Restate the material word for word and leave out anything that is a picture.

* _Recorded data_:
════════
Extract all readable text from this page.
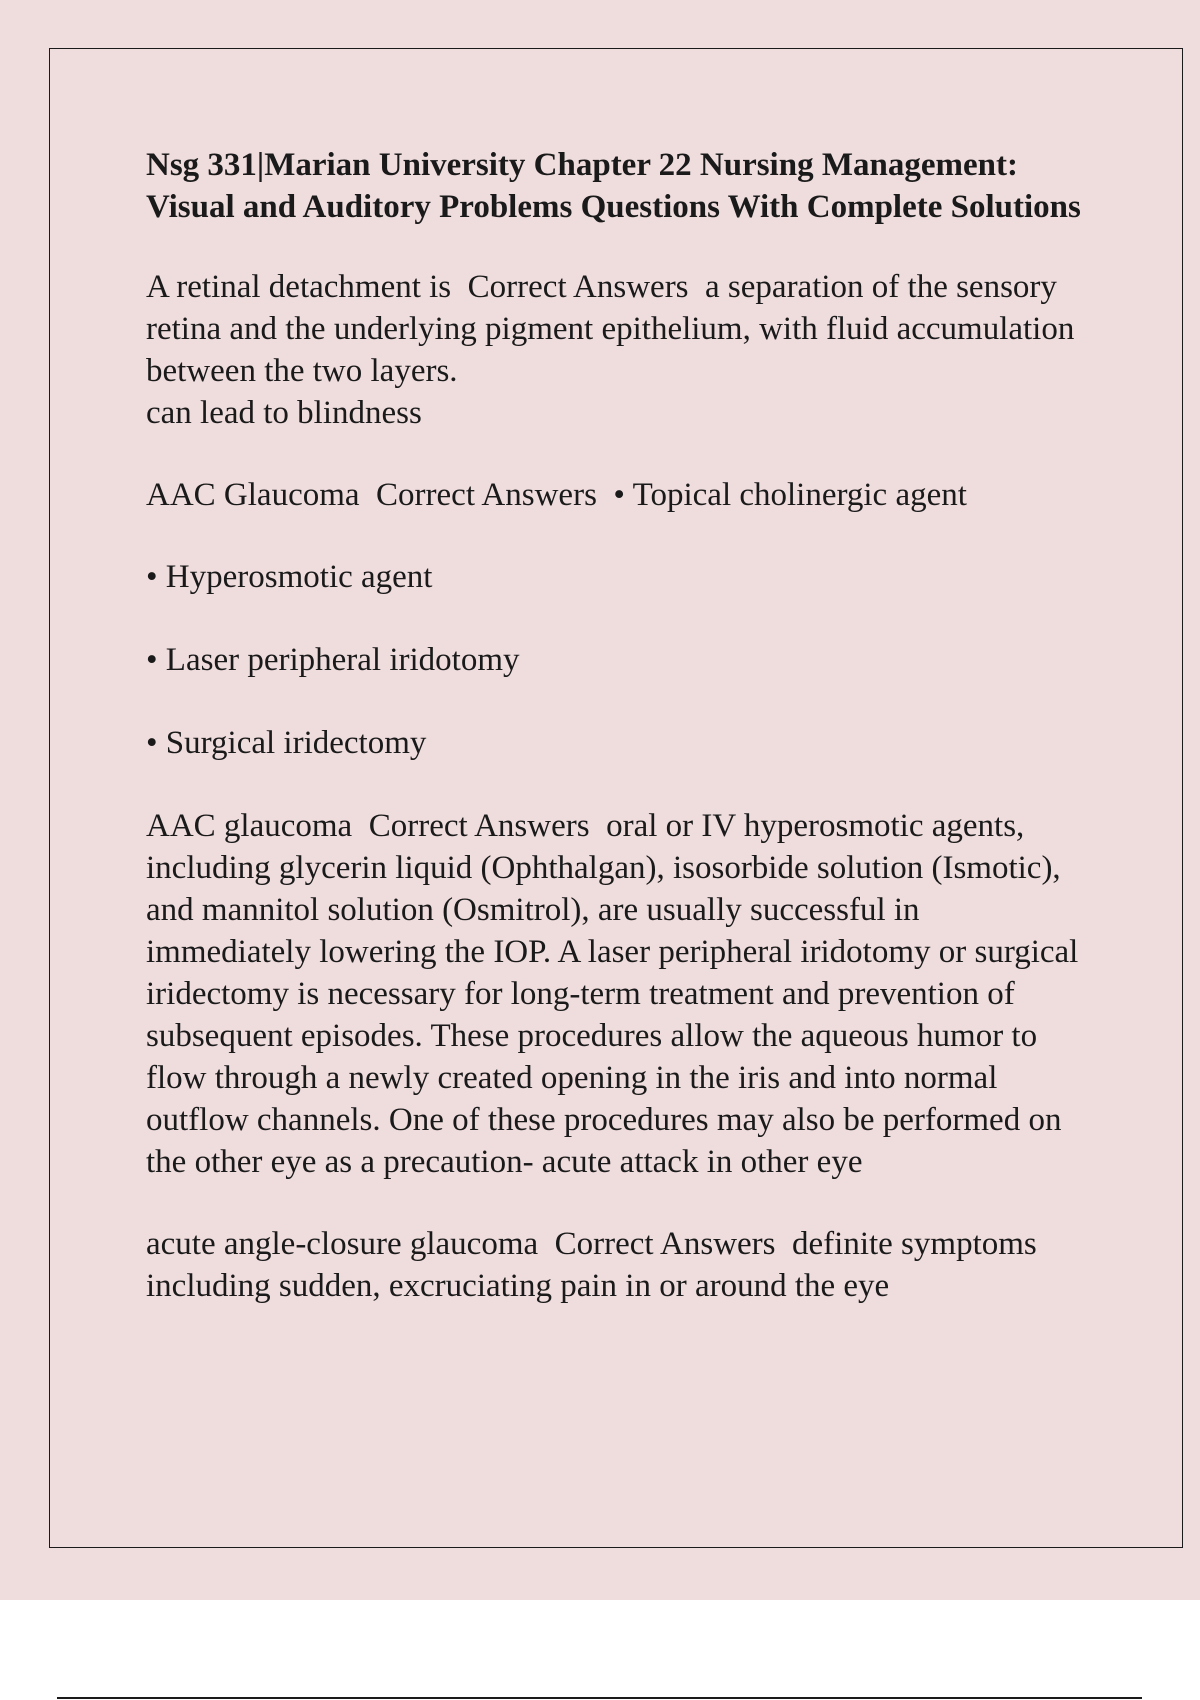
Nsg 331|Marian University Chapter 22 Nursing Management: Visual and Auditory Problems Questions With Complete Solutions

A retinal detachment is Correct Answers a separation of the sensory retina and the underlying pigment epithelium, with fluid accumulation between the two layers.
can lead to blindness

AAC Glaucoma Correct Answers • Topical cholinergic agent

• Hyperosmotic agent

• Laser peripheral iridotomy

• Surgical iridectomy

AAC glaucoma Correct Answers oral or IV hyperosmotic agents, including glycerin liquid (Ophthalgan), isosorbide solution (Ismotic), and mannitol solution (Osmitrol), are usually successful in immediately lowering the IOP. A laser peripheral iridotomy or surgical iridectomy is necessary for long-term treatment and prevention of subsequent episodes. These procedures allow the aqueous humor to flow through a newly created opening in the iris and into normal outflow channels. One of these procedures may also be performed on the other eye as a precaution- acute attack in other eye

acute angle-closure glaucoma Correct Answers definite symptoms including sudden, excruciating pain in or around the eye
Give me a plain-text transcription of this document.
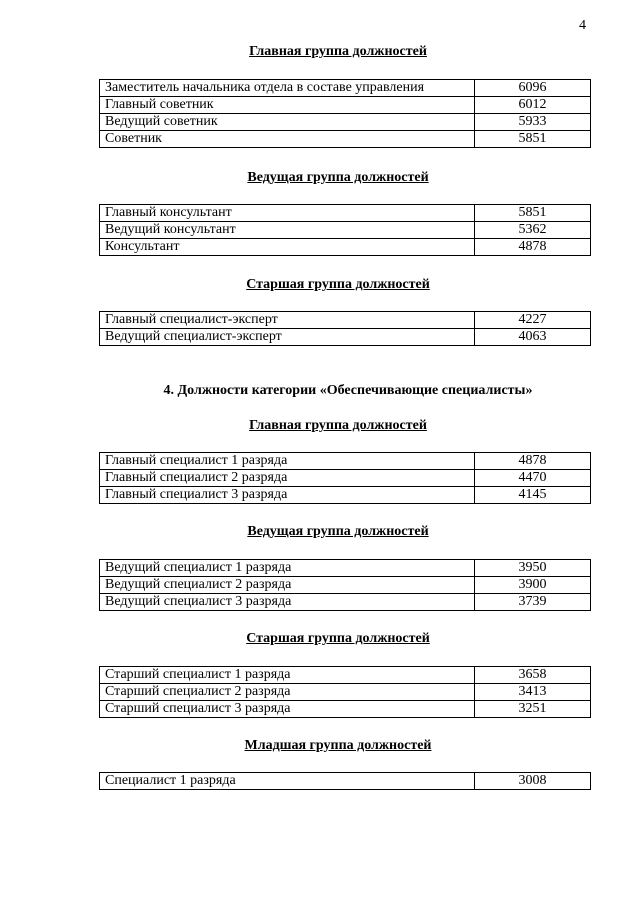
4
Главная группа должностей
Заместитель начальника отдела в составе управления	6096
Главный советник	6012
Ведущий советник	5933
Советник	5851
Ведущая группа должностей
Главный консультант	5851
Ведущий консультант	5362
Консультант	4878
Старшая группа должностей
Главный специалист-эксперт	4227
Ведущий специалист-эксперт	4063
4. Должности категории «Обеспечивающие специалисты»
Главная группа должностей
Главный специалист 1 разряда	4878
Главный специалист 2 разряда	4470
Главный специалист 3 разряда	4145
Ведущая группа должностей
Ведущий специалист 1 разряда	3950
Ведущий специалист 2 разряда	3900
Ведущий специалист 3 разряда	3739
Старшая группа должностей
Старший специалист 1 разряда	3658
Старший специалист 2 разряда	3413
Старший специалист 3 разряда	3251
Младшая группа должностей
Специалист 1 разряда	3008
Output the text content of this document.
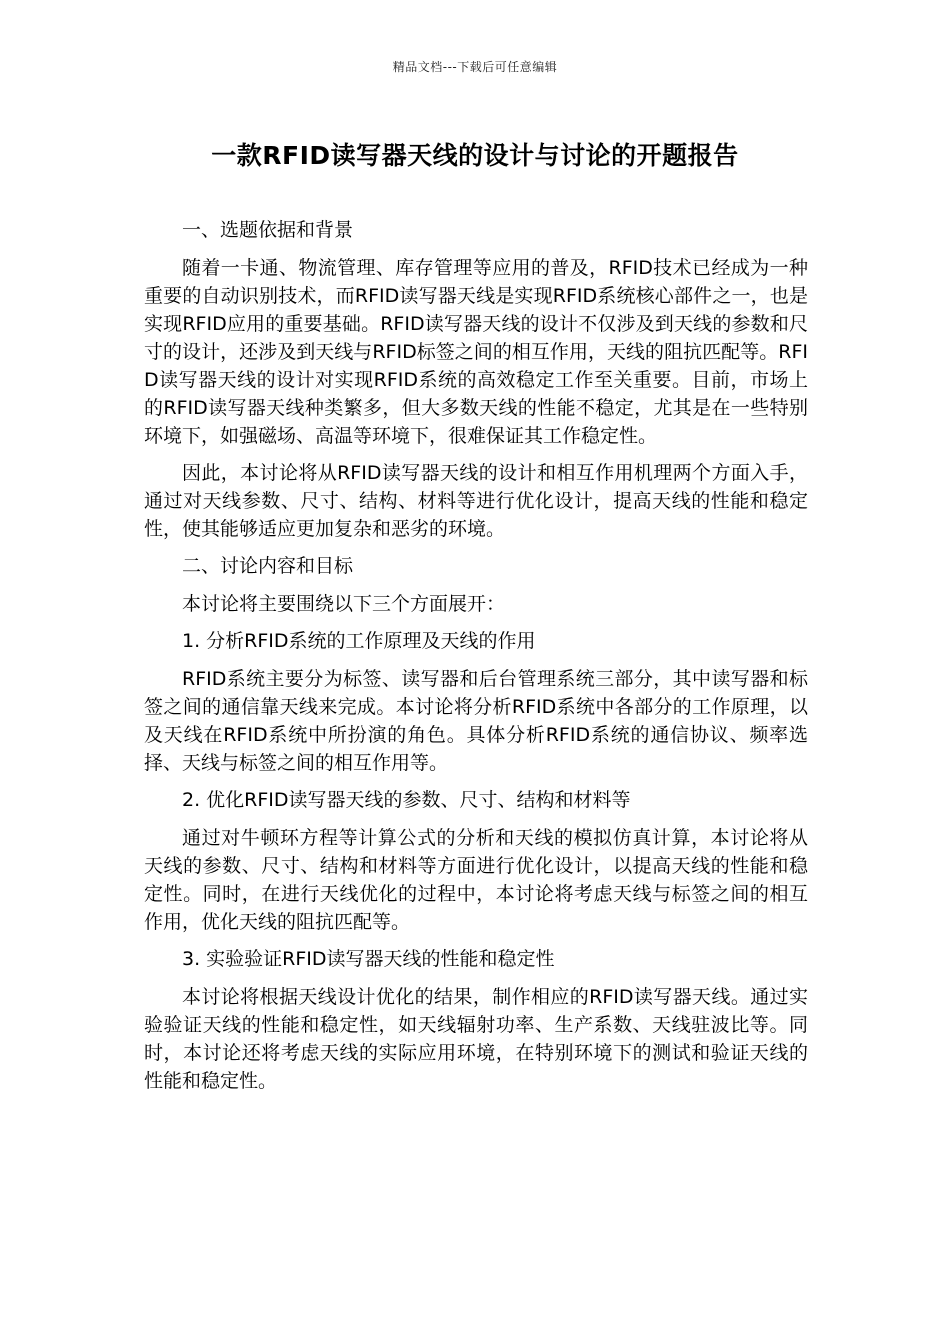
精品文档---下载后可任意编辑
一款RFID读写器天线的设计与讨论的开题报告

一、选题依据和背景

随着一卡通、物流管理、库存管理等应用的普及，RFID技术已经成为一种重要的自动识别技术，而RFID读写器天线是实现RFID系统核心部件之一，也是实现RFID应用的重要基础。RFID读写器天线的设计不仅涉及到天线的参数和尺寸的设计，还涉及到天线与RFID标签之间的相互作用，天线的阻抗匹配等。RFID读写器天线的设计对实现RFID系统的高效稳定工作至关重要。目前，市场上的RFID读写器天线种类繁多，但大多数天线的性能不稳定，尤其是在一些特别环境下，如强磁场、高温等环境下，很难保证其工作稳定性。

因此，本讨论将从RFID读写器天线的设计和相互作用机理两个方面入手，通过对天线参数、尺寸、结构、材料等进行优化设计，提高天线的性能和稳定性，使其能够适应更加复杂和恶劣的环境。

二、讨论内容和目标

本讨论将主要围绕以下三个方面展开：

1. 分析RFID系统的工作原理及天线的作用

RFID系统主要分为标签、读写器和后台管理系统三部分，其中读写器和标签之间的通信靠天线来完成。本讨论将分析RFID系统中各部分的工作原理，以及天线在RFID系统中所扮演的角色。具体分析RFID系统的通信协议、频率选择、天线与标签之间的相互作用等。

2. 优化RFID读写器天线的参数、尺寸、结构和材料等

通过对牛顿环方程等计算公式的分析和天线的模拟仿真计算，本讨论将从天线的参数、尺寸、结构和材料等方面进行优化设计，以提高天线的性能和稳定性。同时，在进行天线优化的过程中，本讨论将考虑天线与标签之间的相互作用，优化天线的阻抗匹配等。

3. 实验验证RFID读写器天线的性能和稳定性

本讨论将根据天线设计优化的结果，制作相应的RFID读写器天线。通过实验验证天线的性能和稳定性，如天线辐射功率、生产系数、天线驻波比等。同时，本讨论还将考虑天线的实际应用环境，在特别环境下的测试和验证天线的性能和稳定性。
════════
* _RIGHT ANSWER_:
Extract all readable text from this page.
Nsg 331|Marian University Chapter 22 Nursing Management: Visual and Auditory Problems Questions With Complete Solutions

A retinal detachment is Correct Answers a separation of the sensory retina and the underlying pigment epithelium, with fluid accumulation between the two layers.
can lead to blindness

AAC Glaucoma Correct Answers • Topical cholinergic agent

• Hyperosmotic agent

• Laser peripheral iridotomy

• Surgical iridectomy

AAC glaucoma Correct Answers oral or IV hyperosmotic agents, including glycerin liquid (Ophthalgan), isosorbide solution (Ismotic), and mannitol solution (Osmitrol), are usually successful in immediately lowering the IOP. A laser peripheral iridotomy or surgical iridectomy is necessary for long-term treatment and prevention of subsequent episodes. These procedures allow the aqueous humor to flow through a newly created opening in the iris and into normal outflow channels. One of these procedures may also be performed on the other eye as a precaution- acute attack in other eye

acute angle-closure glaucoma Correct Answers definite symptoms including sudden, excruciating pain in or around the eye
Give me a plain-text transcription of this document.
4
Главная группа должностей
Заместитель начальника отдела в составе управления	6096
Главный советник	6012
Ведущий советник	5933
Советник	5851
Ведущая группа должностей
Главный консультант	5851
Ведущий консультант	5362
Консультант	4878
Старшая группа должностей
Главный специалист-эксперт	4227
Ведущий специалист-эксперт	4063
4. Должности категории «Обеспечивающие специалисты»
Главная группа должностей
Главный специалист 1 разряда	4878
Главный специалист 2 разряда	4470
Главный специалист 3 разряда	4145
Ведущая группа должностей
Ведущий специалист 1 разряда	3950
Ведущий специалист 2 разряда	3900
Ведущий специалист 3 разряда	3739
Старшая группа должностей
Старший специалист 1 разряда	3658
Старший специалист 2 разряда	3413
Старший специалист 3 разряда	3251
Младшая группа должностей
Специалист 1 разряда	3008
Output the text content of this document.
精品文档---下载后可任意编辑
一款RFID读写器天线的设计与讨论的开题报告

一、选题依据和背景

随着一卡通、物流管理、库存管理等应用的普及，RFID技术已经成为一种重要的自动识别技术，而RFID读写器天线是实现RFID系统核心部件之一，也是实现RFID应用的重要基础。RFID读写器天线的设计不仅涉及到天线的参数和尺寸的设计，还涉及到天线与RFID标签之间的相互作用，天线的阻抗匹配等。RFID读写器天线的设计对实现RFID系统的高效稳定工作至关重要。目前，市场上的RFID读写器天线种类繁多，但大多数天线的性能不稳定，尤其是在一些特别环境下，如强磁场、高温等环境下，很难保证其工作稳定性。

因此，本讨论将从RFID读写器天线的设计和相互作用机理两个方面入手，通过对天线参数、尺寸、结构、材料等进行优化设计，提高天线的性能和稳定性，使其能够适应更加复杂和恶劣的环境。

二、讨论内容和目标

本讨论将主要围绕以下三个方面展开：

1. 分析RFID系统的工作原理及天线的作用

RFID系统主要分为标签、读写器和后台管理系统三部分，其中读写器和标签之间的通信靠天线来完成。本讨论将分析RFID系统中各部分的工作原理，以及天线在RFID系统中所扮演的角色。具体分析RFID系统的通信协议、频率选择、天线与标签之间的相互作用等。

2. 优化RFID读写器天线的参数、尺寸、结构和材料等

通过对牛顿环方程等计算公式的分析和天线的模拟仿真计算，本讨论将从天线的参数、尺寸、结构和材料等方面进行优化设计，以提高天线的性能和稳定性。同时，在进行天线优化的过程中，本讨论将考虑天线与标签之间的相互作用，优化天线的阻抗匹配等。

3. 实验验证RFID读写器天线的性能和稳定性

本讨论将根据天线设计优化的结果，制作相应的RFID读写器天线。通过实验验证天线的性能和稳定性，如天线辐射功率、生产系数、天线驻波比等。同时，本讨论还将考虑天线的实际应用环境，在特别环境下的测试和验证天线的性能和稳定性。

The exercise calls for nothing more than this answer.